## TESTO DA ANALIZZARE
La paura di sostenere una causa contro una multinazionale fa tremare
le gambe a chiunque, pensando allo staff di avvocati che possono mettere
in piedi. E fino al processo McLibel questa strategia aveva funzionato,
ad esempio le più importanti testate giornalistiche inglesi,
dalla BBC al Guardian, una volta minacciate di essere trascinate in
tribunale per una causa di diffamazione, tutte avevano fatto marcia
indietro e chiesto scusa a McCensura... aveva sempre funzionato fino
a che McDonald's non ha portato in causa Helen Steel e Dave Morris,
due proletari inglesi impegnati nei volantinaggi contro McDonald's.
Questi non si sono tirati indietro ed hanno sostenuto il processo per
diffamazione, intorno si è creata una campagna mondiale di sostegno,
imperniata su un avanzatissimo ed efficacissimo sito internet "McSpotlight,
tutto quello che non vogliono farti sapere" e così McDonald's
si è trovato in un altro disastro di immagine, alla fine quello
che hanno riportato i giornali del verdetto del giudice, dopo il più
lungo processo civile d'Inghilterra, è stato che il giudice ha
ritenuto provato che McDonald's ha una etica pessima riguardo alla pubblicità
verso i bambini che è eccessivamente aggressiva, che paga salari
miserabili hai lavoratori ed ha fatto crollare i salari per gli addetti
alla ristorazione in Inghilterra, che ha una profonda avversione alle
organizzazioni sindacali, ed anche che le pratiche di allevamento e
macellazione non sono rispettose delle norme di legge riguardo gli animali.

## RICHIESTA DELL'ESERCIZIO
Trascrivi alla lettera il passo del testo sul processo McLibel che comincia con "Questi non si" e termina con "riguardo gli animali.".

## DATI DI PARTENZA

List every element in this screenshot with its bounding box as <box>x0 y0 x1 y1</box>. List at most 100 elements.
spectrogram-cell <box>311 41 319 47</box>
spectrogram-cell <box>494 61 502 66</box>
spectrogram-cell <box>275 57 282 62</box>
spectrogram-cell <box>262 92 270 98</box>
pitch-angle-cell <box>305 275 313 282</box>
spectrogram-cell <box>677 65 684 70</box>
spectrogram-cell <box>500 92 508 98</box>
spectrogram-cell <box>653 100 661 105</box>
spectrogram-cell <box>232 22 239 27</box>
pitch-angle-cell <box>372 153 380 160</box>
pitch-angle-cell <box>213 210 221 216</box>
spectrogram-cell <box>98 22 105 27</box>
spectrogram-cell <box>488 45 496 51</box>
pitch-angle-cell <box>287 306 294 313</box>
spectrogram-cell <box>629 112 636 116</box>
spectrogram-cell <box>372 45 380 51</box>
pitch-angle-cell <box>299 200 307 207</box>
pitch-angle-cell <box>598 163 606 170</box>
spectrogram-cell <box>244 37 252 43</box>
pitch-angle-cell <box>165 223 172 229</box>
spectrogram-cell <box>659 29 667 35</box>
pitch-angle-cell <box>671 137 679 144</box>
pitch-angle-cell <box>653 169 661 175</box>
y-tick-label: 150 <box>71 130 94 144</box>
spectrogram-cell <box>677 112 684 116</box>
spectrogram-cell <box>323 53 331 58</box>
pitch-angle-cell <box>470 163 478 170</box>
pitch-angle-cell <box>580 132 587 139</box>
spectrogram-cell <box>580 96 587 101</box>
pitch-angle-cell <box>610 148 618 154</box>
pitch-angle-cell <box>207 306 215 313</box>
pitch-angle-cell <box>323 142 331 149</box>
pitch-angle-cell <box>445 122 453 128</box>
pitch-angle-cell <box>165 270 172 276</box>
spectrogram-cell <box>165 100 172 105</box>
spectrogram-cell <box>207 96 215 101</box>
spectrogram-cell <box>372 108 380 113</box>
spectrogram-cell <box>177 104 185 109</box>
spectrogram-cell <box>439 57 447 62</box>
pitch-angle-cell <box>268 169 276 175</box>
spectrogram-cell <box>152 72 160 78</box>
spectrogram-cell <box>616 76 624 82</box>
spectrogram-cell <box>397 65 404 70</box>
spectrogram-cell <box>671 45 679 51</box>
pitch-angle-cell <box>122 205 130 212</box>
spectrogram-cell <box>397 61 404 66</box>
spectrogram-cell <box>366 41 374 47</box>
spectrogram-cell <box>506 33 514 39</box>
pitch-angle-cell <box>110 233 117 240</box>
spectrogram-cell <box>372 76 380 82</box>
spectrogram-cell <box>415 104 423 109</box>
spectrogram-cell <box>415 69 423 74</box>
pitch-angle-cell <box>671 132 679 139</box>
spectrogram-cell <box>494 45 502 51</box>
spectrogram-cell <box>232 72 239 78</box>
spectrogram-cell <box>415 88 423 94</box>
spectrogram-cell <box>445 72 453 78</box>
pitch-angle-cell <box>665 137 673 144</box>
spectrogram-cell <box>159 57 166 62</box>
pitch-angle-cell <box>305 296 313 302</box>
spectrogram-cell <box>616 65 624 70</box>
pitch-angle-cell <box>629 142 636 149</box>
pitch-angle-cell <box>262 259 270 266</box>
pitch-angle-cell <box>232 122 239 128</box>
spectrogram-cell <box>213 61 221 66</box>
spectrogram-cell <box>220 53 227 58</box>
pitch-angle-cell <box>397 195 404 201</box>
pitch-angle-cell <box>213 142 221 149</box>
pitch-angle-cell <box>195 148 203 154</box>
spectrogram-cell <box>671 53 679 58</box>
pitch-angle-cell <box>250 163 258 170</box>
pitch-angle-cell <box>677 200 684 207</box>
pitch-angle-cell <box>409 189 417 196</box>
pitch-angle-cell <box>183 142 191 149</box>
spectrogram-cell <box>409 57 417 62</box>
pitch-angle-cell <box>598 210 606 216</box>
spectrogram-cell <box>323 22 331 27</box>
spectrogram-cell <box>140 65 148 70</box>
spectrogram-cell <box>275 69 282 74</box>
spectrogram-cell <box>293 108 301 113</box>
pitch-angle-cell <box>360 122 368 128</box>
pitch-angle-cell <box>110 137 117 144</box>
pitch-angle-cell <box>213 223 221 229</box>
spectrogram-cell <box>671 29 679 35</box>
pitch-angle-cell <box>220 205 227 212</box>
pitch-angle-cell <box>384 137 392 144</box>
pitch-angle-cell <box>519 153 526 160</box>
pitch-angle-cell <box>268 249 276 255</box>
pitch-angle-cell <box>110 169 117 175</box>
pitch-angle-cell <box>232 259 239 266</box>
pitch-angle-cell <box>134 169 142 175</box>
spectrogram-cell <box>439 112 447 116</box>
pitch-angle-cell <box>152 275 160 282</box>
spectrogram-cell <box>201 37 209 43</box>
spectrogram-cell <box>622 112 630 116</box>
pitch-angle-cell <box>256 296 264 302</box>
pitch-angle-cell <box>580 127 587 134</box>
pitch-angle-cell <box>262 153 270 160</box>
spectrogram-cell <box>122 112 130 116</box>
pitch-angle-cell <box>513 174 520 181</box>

## RISPOSTA SCRITTA
Questi non si sono tirati indietro ed hanno sostenuto il processo per
diffamazione, intorno si è creata una campagna mondiale di sostegno,
imperniata su un avanzatissimo ed efficacissimo sito internet "McSpotlight,
tutto quello che non vogliono farti sapere" e così McDonald's
si è trovato in un altro disastro di immagine, alla fine quello
che hanno riportato i giornali del verdetto del giudice, dopo il più
lungo processo civile d'Inghilterra, è stato che il giudice ha
ritenuto provato che McDonald's ha una etica pessima riguardo alla pubblicità
verso i bambini che è eccessivamente aggressiva, che paga salari
miserabili hai lavoratori ed ha fatto crollare i salari per gli addetti
alla ristorazione in Inghilterra, che ha una profonda avversione alle
organizzazioni sindacali, ed anche che le pratiche di allevamento e
macellazione non sono rispettose delle norme di legge riguardo gli animali.